(Items from a dataset)
--*--
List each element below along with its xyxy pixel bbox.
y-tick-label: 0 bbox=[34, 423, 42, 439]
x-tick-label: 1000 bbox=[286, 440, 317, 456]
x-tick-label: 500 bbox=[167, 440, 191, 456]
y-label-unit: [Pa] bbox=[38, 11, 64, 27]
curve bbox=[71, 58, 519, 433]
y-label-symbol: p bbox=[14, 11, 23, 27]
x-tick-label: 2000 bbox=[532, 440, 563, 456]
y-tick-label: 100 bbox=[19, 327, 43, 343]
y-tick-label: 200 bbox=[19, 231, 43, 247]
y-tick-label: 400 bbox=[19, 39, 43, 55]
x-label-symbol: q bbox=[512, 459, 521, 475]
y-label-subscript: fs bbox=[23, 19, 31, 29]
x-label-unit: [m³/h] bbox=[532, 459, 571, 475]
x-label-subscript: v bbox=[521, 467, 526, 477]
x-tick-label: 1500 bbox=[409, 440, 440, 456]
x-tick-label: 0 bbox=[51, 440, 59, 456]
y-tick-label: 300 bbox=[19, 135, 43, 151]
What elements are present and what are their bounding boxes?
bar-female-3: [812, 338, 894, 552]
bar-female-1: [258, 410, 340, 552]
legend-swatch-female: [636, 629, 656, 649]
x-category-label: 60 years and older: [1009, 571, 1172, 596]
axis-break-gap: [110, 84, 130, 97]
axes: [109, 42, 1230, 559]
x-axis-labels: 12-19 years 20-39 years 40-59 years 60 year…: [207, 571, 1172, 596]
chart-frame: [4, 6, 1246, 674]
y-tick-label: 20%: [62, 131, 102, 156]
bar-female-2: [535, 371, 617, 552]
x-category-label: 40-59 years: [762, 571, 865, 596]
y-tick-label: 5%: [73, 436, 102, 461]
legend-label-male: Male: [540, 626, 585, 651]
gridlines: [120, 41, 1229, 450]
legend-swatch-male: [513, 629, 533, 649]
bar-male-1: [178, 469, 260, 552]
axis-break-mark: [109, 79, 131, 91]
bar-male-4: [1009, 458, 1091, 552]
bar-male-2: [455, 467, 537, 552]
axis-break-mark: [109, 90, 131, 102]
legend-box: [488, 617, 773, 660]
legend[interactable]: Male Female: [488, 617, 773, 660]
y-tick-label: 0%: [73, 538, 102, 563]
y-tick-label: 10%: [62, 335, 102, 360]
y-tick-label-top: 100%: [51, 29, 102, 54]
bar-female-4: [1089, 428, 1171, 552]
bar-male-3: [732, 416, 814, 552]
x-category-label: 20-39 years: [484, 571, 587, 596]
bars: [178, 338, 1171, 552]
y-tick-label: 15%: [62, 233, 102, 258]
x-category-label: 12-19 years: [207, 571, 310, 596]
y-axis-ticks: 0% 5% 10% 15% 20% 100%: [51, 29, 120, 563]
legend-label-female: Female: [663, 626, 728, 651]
--*--
SET PROBLEM: Rewrite all of the lines above, putting "x-group-label" wherever "x-category-label" appears and keeping everything else the same.

EXERCISE RESULT:
List each element below along with its xyxy pixel bbox.
y-tick-label: 0 bbox=[34, 423, 42, 439]
x-tick-label: 1000 bbox=[286, 440, 317, 456]
x-tick-label: 500 bbox=[167, 440, 191, 456]
y-label-unit: [Pa] bbox=[38, 11, 64, 27]
curve bbox=[71, 58, 519, 433]
y-label-symbol: p bbox=[14, 11, 23, 27]
x-tick-label: 2000 bbox=[532, 440, 563, 456]
y-tick-label: 100 bbox=[19, 327, 43, 343]
y-tick-label: 200 bbox=[19, 231, 43, 247]
y-tick-label: 400 bbox=[19, 39, 43, 55]
x-label-symbol: q bbox=[512, 459, 521, 475]
y-label-subscript: fs bbox=[23, 19, 31, 29]
x-label-unit: [m³/h] bbox=[532, 459, 571, 475]
x-label-subscript: v bbox=[521, 467, 526, 477]
x-tick-label: 1500 bbox=[409, 440, 440, 456]
x-tick-label: 0 bbox=[51, 440, 59, 456]
y-tick-label: 300 bbox=[19, 135, 43, 151]
What elements are present and what are their bounding boxes?
bar-female-3: [812, 338, 894, 552]
bar-female-1: [258, 410, 340, 552]
legend-swatch-female: [636, 629, 656, 649]
x-group-label: 60 years and older: [1009, 571, 1172, 596]
axis-break-gap: [110, 84, 130, 97]
axes: [109, 42, 1230, 559]
x-axis-labels: 12-19 years 20-39 years 40-59 years 60 year…: [207, 571, 1172, 596]
chart-frame: [4, 6, 1246, 674]
y-tick-label: 20%: [62, 131, 102, 156]
bar-female-2: [535, 371, 617, 552]
x-group-label: 40-59 years: [762, 571, 865, 596]
y-tick-label: 5%: [73, 436, 102, 461]
legend-label-male: Male: [540, 626, 585, 651]
gridlines: [120, 41, 1229, 450]
legend-swatch-male: [513, 629, 533, 649]
bar-male-1: [178, 469, 260, 552]
axis-break-mark: [109, 79, 131, 91]
bar-male-4: [1009, 458, 1091, 552]
bar-male-2: [455, 467, 537, 552]
axis-break-mark: [109, 90, 131, 102]
legend-box: [488, 617, 773, 660]
legend[interactable]: Male Female: [488, 617, 773, 660]
y-tick-label: 0%: [73, 538, 102, 563]
y-tick-label: 10%: [62, 335, 102, 360]
y-tick-label-top: 100%: [51, 29, 102, 54]
bar-female-4: [1089, 428, 1171, 552]
bar-male-3: [732, 416, 814, 552]
x-group-label: 20-39 years: [484, 571, 587, 596]
bars: [178, 338, 1171, 552]
y-tick-label: 15%: [62, 233, 102, 258]
x-group-label: 12-19 years: [207, 571, 310, 596]
y-axis-ticks: 0% 5% 10% 15% 20% 100%: [51, 29, 120, 563]
legend-label-female: Female: [663, 626, 728, 651]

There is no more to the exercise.